## Actions to take
A) Answer these from the Paul Struck article, each on its own line:
(i) In what year did Struck begin studying music in Berlin?
(ii) In which city did he live from 1817 until his death?
(iii) What opus number does the "Mourning Cantata on the Death of His Child" carry?
B) List every work that the Paul Struck article places under its vocal music heading.
C) Pick up the Paul Struck article after its final line and keep writing it.

= Paul Struck =

German-Austrian classical composer

Paul Friedrich Struck (6 December 1776 - 14 May 1820) was a German-Austrian classical composer.

==Biography==
Struck was born in Stralsund, and began studying music in Berlin in 1792. In later years he studied with Johann Georg Albrechtsberger and then with Joseph Haydn in Vienna. In 1802 he settled in Vienna as a piano teacher. He later moved to Bratislava where he lived from 1817 until his death in 1820.

==Selected works==

===Vocal music===
- "Mother's Birthday Party", (Vienna, 1797)
- "Cantate for Her Royal Majesty the Queen" for soprano and orchestra (1801)
- "Mourning Cantata on the Death of His Child" op. 16 (Vienna, 1817)
- 6 songs for soprano, alto tenor, bass

===Instrumental Music===
- Quatuor pour Clarinette, Violon (ou deux Violons), Alto & Violoncelle op. 12, Louis Maisch, Vienna, no date
- Sonata pour le Clavecin ou Piano-Forte avec accompagnement de Violon et Violoncelle op. 1 No. 1, op. 1 No. 2, op. 1 No. 3
- Trois Sonates pour le Clavecin ou Piano-Forte avec accompagnement de Flûte ou Violon et Violoncelle obl. Composées et dediées à Madame CE Struck par son fils Struck. Elève de J. Haydn. Op. 4. Jean André, Offenbach s / M., Undated
- Grand Duo op.7 (Sonata) pour le Pianoforte et Clarinette ou Violino, 1804, Vienna.

## Material provided

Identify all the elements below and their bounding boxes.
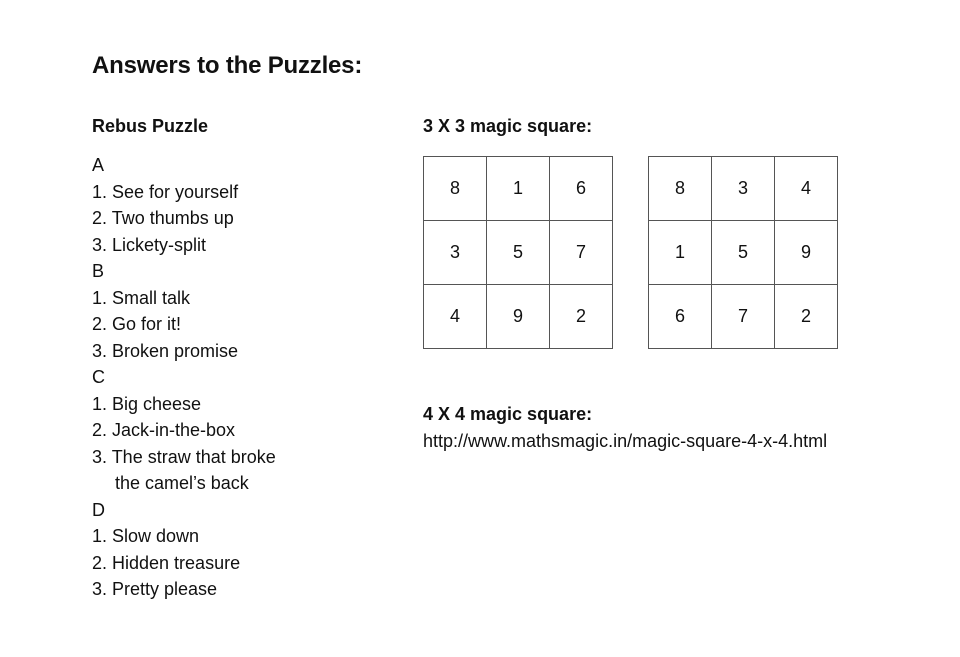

## Outputs in order
A)
(i) 1792
(ii) Bratislava
(iii) Op. 16

B)
- "Mother's Birthday Party" (Vienna, 1797)
- "Cantate for Her Royal Majesty the Queen" for soprano and orchestra (1801)
- "Mourning Cantata on the Death of His Child" op. 16 (Vienna, 1817)
- 6 songs for soprano, alto tenor, bass

C)
- Trois Sonates pour le Clavecin ou Piano-Forte avec accompagnement de Violon et Violoncelle composées et dédiées à Mr Joseph Haydn, Maitre de Chapelle de SA Monseigneur le Prince Esterhazy, par son Elève Paul Struck. Jean André, Offenbach, 1797.
- String Quartet op. 2
- Grand Trio pour le Piano-Forte, Violon et Violoncelle composee et dedie a Madame la Comtesse de Thürheim op. 3. Jean André, Offenbach s / M, no year
- Eight German dances for the pianoforte op. 13. Johann Traeg, Vienna, undated
- Three of his four symphonies are considered lost, only the 4th symphony op.10 was published by Offenbach publisher Johann Anton André.

==Literature==

- Constantin von Wurzbach : Struck, Paul . In: Biographisches Lexikon des Kaiserthums Oesterreich . Part 40 Imperial royal court and state printing works, Vienna 1880, p. 104 (digitized).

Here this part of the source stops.